# STORED DATA start

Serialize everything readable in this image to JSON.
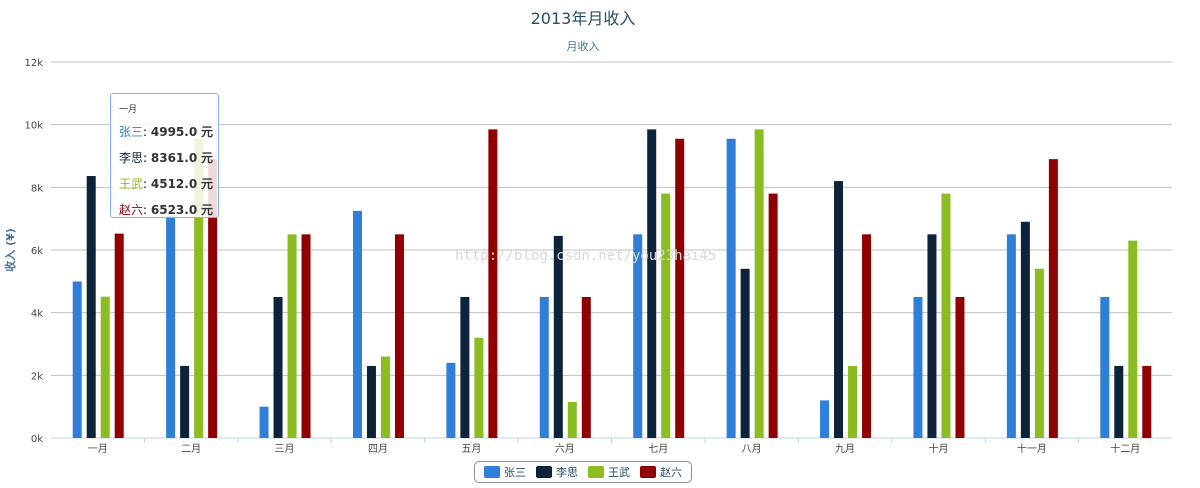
{
  "chart_data": {
    "type": "bar",
    "title": "2013年月收入",
    "subtitle": "月收入",
    "ylabel": "收入 (¥)",
    "xlabel": "",
    "ylim": [
      0,
      12000
    ],
    "yticks": [
      "0k",
      "2k",
      "4k",
      "6k",
      "8k",
      "10k",
      "12k"
    ],
    "grid": true,
    "legend_position": "bottom-center",
    "categories": [
      "一月",
      "二月",
      "三月",
      "四月",
      "五月",
      "六月",
      "七月",
      "八月",
      "九月",
      "十月",
      "十一月",
      "十二月"
    ],
    "series": [
      {
        "name": "张三",
        "color": "#2f7ed8",
        "values": [
          4995,
          7100,
          1000,
          7250,
          2400,
          4500,
          6500,
          9550,
          1200,
          4500,
          6500,
          4500
        ]
      },
      {
        "name": "李思",
        "color": "#0d233a",
        "values": [
          8361,
          2300,
          4500,
          2300,
          4500,
          6450,
          9850,
          5400,
          8200,
          6500,
          6900,
          2300
        ]
      },
      {
        "name": "王武",
        "color": "#8bbc21",
        "values": [
          4512,
          9550,
          6500,
          2600,
          3200,
          1150,
          7800,
          9850,
          2300,
          7800,
          5400,
          6300
        ]
      },
      {
        "name": "赵六",
        "color": "#910000",
        "values": [
          6523,
          8900,
          6500,
          6500,
          9850,
          4500,
          9550,
          7800,
          6500,
          4500,
          8900,
          2300
        ]
      }
    ],
    "tooltip": {
      "header": "一月",
      "rows": [
        {
          "name": "张三",
          "value": "4995.0",
          "unit": "元",
          "color": "#2f7ed8"
        },
        {
          "name": "李思",
          "value": "8361.0",
          "unit": "元",
          "color": "#0d233a"
        },
        {
          "name": "王武",
          "value": "4512.0",
          "unit": "元",
          "color": "#8bbc21"
        },
        {
          "name": "赵六",
          "value": "6523.0",
          "unit": "元",
          "color": "#910000"
        }
      ]
    }
  },
  "watermark": "http://blog.csdn.net/you23hai45"
}
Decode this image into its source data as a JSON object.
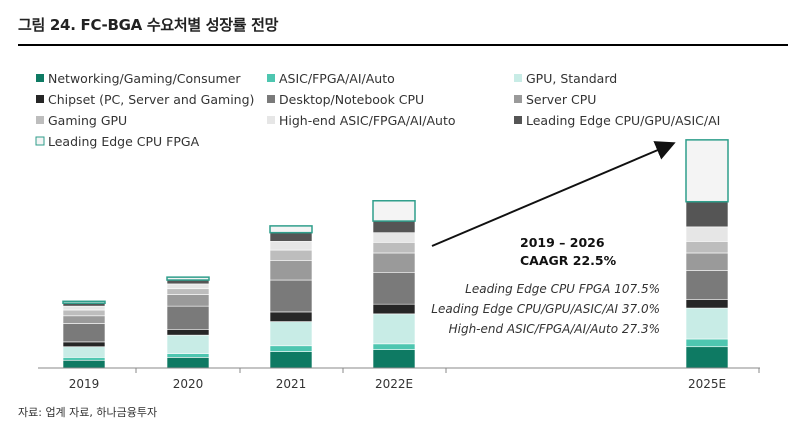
{
  "header": {
    "title": "그림 24. FC-BGA 수요처별 성장률 전망"
  },
  "source": "자료: 업계 자료, 하나금융투자",
  "chart_data": {
    "type": "bar",
    "stacked": true,
    "title": "FC-BGA 수요처별 성장률 전망",
    "categories": [
      "2019",
      "2020",
      "2021",
      "2022E",
      "2025E"
    ],
    "ylim": [
      0,
      240
    ],
    "series": [
      {
        "name": "Networking/Gaming/Consumer",
        "color": "#0e7a63",
        "values": [
          8,
          11,
          17,
          19,
          22
        ]
      },
      {
        "name": "ASIC/FPGA/AI/Auto",
        "color": "#4ec6b0",
        "values": [
          3,
          4,
          6,
          6,
          8
        ]
      },
      {
        "name": "GPU, Standard",
        "color": "#c8ece6",
        "values": [
          11,
          19,
          25,
          31,
          32
        ]
      },
      {
        "name": "Chipset (PC, Server and Gaming)",
        "color": "#262626",
        "values": [
          5,
          6,
          10,
          10,
          9
        ]
      },
      {
        "name": "Desktop/Notebook CPU",
        "color": "#7a7a7a",
        "values": [
          19,
          24,
          33,
          33,
          30
        ]
      },
      {
        "name": "Server CPU",
        "color": "#9a9a9a",
        "values": [
          8,
          12,
          20,
          20,
          18
        ]
      },
      {
        "name": "Gaming GPU",
        "color": "#bdbdbd",
        "values": [
          6,
          6,
          11,
          11,
          12
        ]
      },
      {
        "name": "High-end ASIC/FPGA/AI/Auto",
        "color": "#e6e6e6",
        "values": [
          4,
          5,
          9,
          10,
          15
        ]
      },
      {
        "name": "Leading Edge CPU/GPU/ASIC/AI",
        "color": "#555555",
        "values": [
          3,
          4,
          9,
          12,
          26
        ]
      },
      {
        "name": "Leading Edge CPU FPGA",
        "color": "#f4f4f4",
        "border": "#2f9e8b",
        "values": [
          2,
          3,
          7,
          21,
          64
        ]
      }
    ],
    "annotations": {
      "period": "2019 – 2026",
      "caagr": "CAAGR 22.5%",
      "lines": [
        "Leading Edge CPU FPGA 107.5%",
        "Leading Edge CPU/GPU/ASIC/AI  37.0%",
        "High-end ASIC/FPGA/AI/Auto 27.3%"
      ]
    }
  }
}
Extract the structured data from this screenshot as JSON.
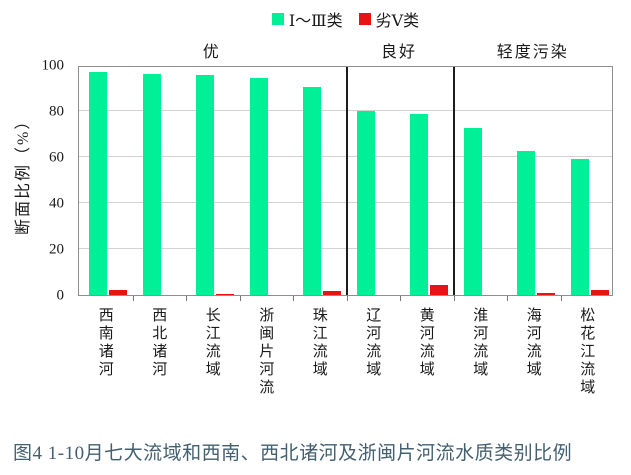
{
  "legend": {
    "items": [
      {
        "label": "Ⅰ～Ⅲ类",
        "color": "#00F098"
      },
      {
        "label": "劣Ⅴ类",
        "color": "#E81414"
      }
    ]
  },
  "chart_data": {
    "type": "bar",
    "categories": [
      "西南诸河",
      "西北诸河",
      "长江流域",
      "浙闽片河流",
      "珠江流域",
      "辽河流域",
      "黄河流域",
      "淮河流域",
      "海河流域",
      "松花江流域"
    ],
    "series": [
      {
        "name": "Ⅰ～Ⅲ类",
        "color": "#00F098",
        "values": [
          97,
          96,
          95.5,
          94.5,
          90.5,
          80,
          78.5,
          72.5,
          62.5,
          59
        ]
      },
      {
        "name": "劣Ⅴ类",
        "color": "#E81414",
        "values": [
          2,
          0,
          0.5,
          0,
          1.7,
          0,
          4.3,
          0,
          1,
          2
        ]
      }
    ],
    "sections": [
      {
        "label": "优",
        "from": 0,
        "to": 5
      },
      {
        "label": "良好",
        "from": 5,
        "to": 7
      },
      {
        "label": "轻度污染",
        "from": 7,
        "to": 10
      }
    ],
    "ylabel": "断面比例（%）",
    "yticks": [
      0,
      20,
      40,
      60,
      80,
      100
    ],
    "ylim": [
      0,
      100
    ],
    "grid": true,
    "legend_position": "top-center"
  },
  "caption": "图4  1-10月七大流域和西南、西北诸河及浙闽片河流水质类别比例"
}
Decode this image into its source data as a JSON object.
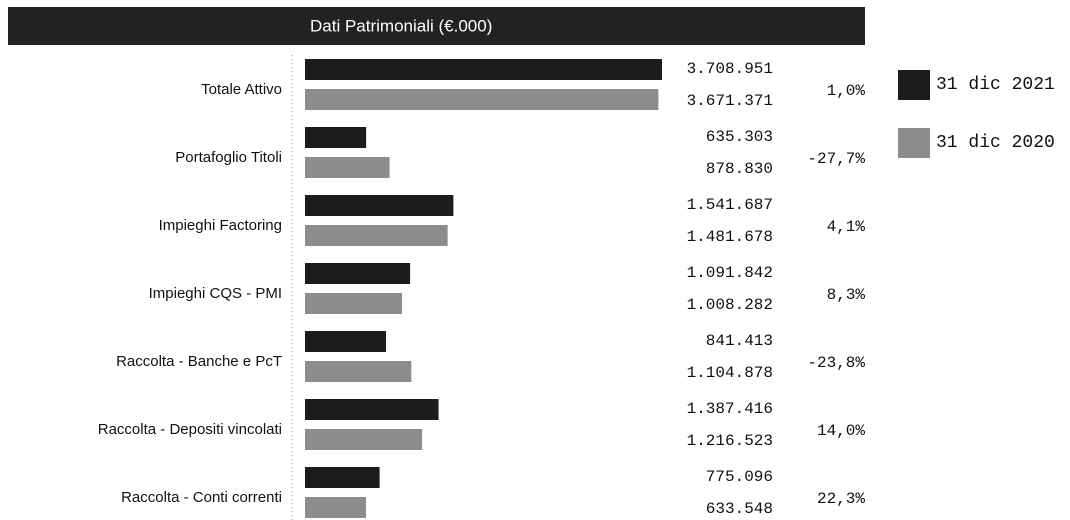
{
  "chart_data": {
    "type": "bar",
    "orientation": "horizontal",
    "title": "Dati Patrimoniali (€.000)",
    "categories": [
      "Totale Attivo",
      "Portafoglio Titoli",
      "Impieghi Factoring",
      "Impieghi CQS - PMI",
      "Raccolta - Banche e PcT",
      "Raccolta - Depositi vincolati",
      "Raccolta - Conti correnti"
    ],
    "series": [
      {
        "name": "31 dic 2021",
        "color": "#1c1c1c",
        "values": [
          3708951,
          635303,
          1541687,
          1091842,
          841413,
          1387416,
          775096
        ],
        "value_labels": [
          "3.708.951",
          "635.303",
          "1.541.687",
          "1.091.842",
          "841.413",
          "1.387.416",
          "775.096"
        ]
      },
      {
        "name": "31 dic 2020",
        "color": "#8c8c8c",
        "values": [
          3671371,
          878830,
          1481678,
          1008282,
          1104878,
          1216523,
          633548
        ],
        "value_labels": [
          "3.671.371",
          "878.830",
          "1.481.678",
          "1.008.282",
          "1.104.878",
          "1.216.523",
          "633.548"
        ]
      }
    ],
    "changes": [
      "1,0%",
      "-27,7%",
      "4,1%",
      "8,3%",
      "-23,8%",
      "14,0%",
      "22,3%"
    ],
    "legend": "right"
  }
}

# STORED DATA end

EXERCISE DIRECTIONS
Restate the whole listing above exactly, please, omitting every image.

REPLY
Serialize everything readable in this image to JSON.
{
  "chart_data": {
    "type": "bar",
    "title": "2013年月收入",
    "subtitle": "月收入",
    "ylabel": "收入 (¥)",
    "xlabel": "",
    "ylim": [
      0,
      12000
    ],
    "yticks": [
      "0k",
      "2k",
      "4k",
      "6k",
      "8k",
      "10k",
      "12k"
    ],
    "grid": true,
    "legend_position": "bottom-center",
    "categories": [
      "一月",
      "二月",
      "三月",
      "四月",
      "五月",
      "六月",
      "七月",
      "八月",
      "九月",
      "十月",
      "十一月",
      "十二月"
    ],
    "series": [
      {
        "name": "张三",
        "color": "#2f7ed8",
        "values": [
          4995,
          7100,
          1000,
          7250,
          2400,
          4500,
          6500,
          9550,
          1200,
          4500,
          6500,
          4500
        ]
      },
      {
        "name": "李思",
        "color": "#0d233a",
        "values": [
          8361,
          2300,
          4500,
          2300,
          4500,
          6450,
          9850,
          5400,
          8200,
          6500,
          6900,
          2300
        ]
      },
      {
        "name": "王武",
        "color": "#8bbc21",
        "values": [
          4512,
          9550,
          6500,
          2600,
          3200,
          1150,
          7800,
          9850,
          2300,
          7800,
          5400,
          6300
        ]
      },
      {
        "name": "赵六",
        "color": "#910000",
        "values": [
          6523,
          8900,
          6500,
          6500,
          9850,
          4500,
          9550,
          7800,
          6500,
          4500,
          8900,
          2300
        ]
      }
    ],
    "tooltip": {
      "header": "一月",
      "rows": [
        {
          "name": "张三",
          "value": "4995.0",
          "unit": "元",
          "color": "#2f7ed8"
        },
        {
          "name": "李思",
          "value": "8361.0",
          "unit": "元",
          "color": "#0d233a"
        },
        {
          "name": "王武",
          "value": "4512.0",
          "unit": "元",
          "color": "#8bbc21"
        },
        {
          "name": "赵六",
          "value": "6523.0",
          "unit": "元",
          "color": "#910000"
        }
      ]
    }
  },
  "watermark": "http://blog.csdn.net/you23hai45"
}
Decode this image into its source data as a JSON object.
{
  "header": {
    "title": "그림 24. FC-BGA 수요처별 성장률 전망"
  },
  "source": "자료: 업계 자료, 하나금융투자",
  "chart_data": {
    "type": "bar",
    "stacked": true,
    "title": "FC-BGA 수요처별 성장률 전망",
    "categories": [
      "2019",
      "2020",
      "2021",
      "2022E",
      "2025E"
    ],
    "ylim": [
      0,
      240
    ],
    "series": [
      {
        "name": "Networking/Gaming/Consumer",
        "color": "#0e7a63",
        "values": [
          8,
          11,
          17,
          19,
          22
        ]
      },
      {
        "name": "ASIC/FPGA/AI/Auto",
        "color": "#4ec6b0",
        "values": [
          3,
          4,
          6,
          6,
          8
        ]
      },
      {
        "name": "GPU, Standard",
        "color": "#c8ece6",
        "values": [
          11,
          19,
          25,
          31,
          32
        ]
      },
      {
        "name": "Chipset (PC, Server and Gaming)",
        "color": "#262626",
        "values": [
          5,
          6,
          10,
          10,
          9
        ]
      },
      {
        "name": "Desktop/Notebook CPU",
        "color": "#7a7a7a",
        "values": [
          19,
          24,
          33,
          33,
          30
        ]
      },
      {
        "name": "Server CPU",
        "color": "#9a9a9a",
        "values": [
          8,
          12,
          20,
          20,
          18
        ]
      },
      {
        "name": "Gaming GPU",
        "color": "#bdbdbd",
        "values": [
          6,
          6,
          11,
          11,
          12
        ]
      },
      {
        "name": "High-end ASIC/FPGA/AI/Auto",
        "color": "#e6e6e6",
        "values": [
          4,
          5,
          9,
          10,
          15
        ]
      },
      {
        "name": "Leading Edge CPU/GPU/ASIC/AI",
        "color": "#555555",
        "values": [
          3,
          4,
          9,
          12,
          26
        ]
      },
      {
        "name": "Leading Edge CPU FPGA",
        "color": "#f4f4f4",
        "border": "#2f9e8b",
        "values": [
          2,
          3,
          7,
          21,
          64
        ]
      }
    ],
    "annotations": {
      "period": "2019 – 2026",
      "caagr": "CAAGR 22.5%",
      "lines": [
        "Leading Edge CPU FPGA 107.5%",
        "Leading Edge CPU/GPU/ASIC/AI  37.0%",
        "High-end ASIC/FPGA/AI/Auto 27.3%"
      ]
    }
  }
}
Extract the structured data from this screenshot as JSON.
{
  "legend": {
    "items": [
      {
        "label": "Ⅰ～Ⅲ类",
        "color": "#00F098"
      },
      {
        "label": "劣Ⅴ类",
        "color": "#E81414"
      }
    ]
  },
  "chart_data": {
    "type": "bar",
    "categories": [
      "西南诸河",
      "西北诸河",
      "长江流域",
      "浙闽片河流",
      "珠江流域",
      "辽河流域",
      "黄河流域",
      "淮河流域",
      "海河流域",
      "松花江流域"
    ],
    "series": [
      {
        "name": "Ⅰ～Ⅲ类",
        "color": "#00F098",
        "values": [
          97,
          96,
          95.5,
          94.5,
          90.5,
          80,
          78.5,
          72.5,
          62.5,
          59
        ]
      },
      {
        "name": "劣Ⅴ类",
        "color": "#E81414",
        "values": [
          2,
          0,
          0.5,
          0,
          1.7,
          0,
          4.3,
          0,
          1,
          2
        ]
      }
    ],
    "sections": [
      {
        "label": "优",
        "from": 0,
        "to": 5
      },
      {
        "label": "良好",
        "from": 5,
        "to": 7
      },
      {
        "label": "轻度污染",
        "from": 7,
        "to": 10
      }
    ],
    "ylabel": "断面比例（%）",
    "yticks": [
      0,
      20,
      40,
      60,
      80,
      100
    ],
    "ylim": [
      0,
      100
    ],
    "grid": true,
    "legend_position": "top-center"
  },
  "caption": "图4  1-10月七大流域和西南、西北诸河及浙闽片河流水质类别比例"
}
Decode this image into its source data as a JSON object.
{
  "chart_data": {
    "type": "bar",
    "orientation": "horizontal",
    "title": "Dati Patrimoniali (€.000)",
    "categories": [
      "Totale Attivo",
      "Portafoglio Titoli",
      "Impieghi Factoring",
      "Impieghi CQS - PMI",
      "Raccolta - Banche e PcT",
      "Raccolta - Depositi vincolati",
      "Raccolta - Conti correnti"
    ],
    "series": [
      {
        "name": "31 dic 2021",
        "color": "#1c1c1c",
        "values": [
          3708951,
          635303,
          1541687,
          1091842,
          841413,
          1387416,
          775096
        ],
        "value_labels": [
          "3.708.951",
          "635.303",
          "1.541.687",
          "1.091.842",
          "841.413",
          "1.387.416",
          "775.096"
        ]
      },
      {
        "name": "31 dic 2020",
        "color": "#8c8c8c",
        "values": [
          3671371,
          878830,
          1481678,
          1008282,
          1104878,
          1216523,
          633548
        ],
        "value_labels": [
          "3.671.371",
          "878.830",
          "1.481.678",
          "1.008.282",
          "1.104.878",
          "1.216.523",
          "633.548"
        ]
      }
    ],
    "changes": [
      "1,0%",
      "-27,7%",
      "4,1%",
      "8,3%",
      "-23,8%",
      "14,0%",
      "22,3%"
    ],
    "legend": "right"
  }
}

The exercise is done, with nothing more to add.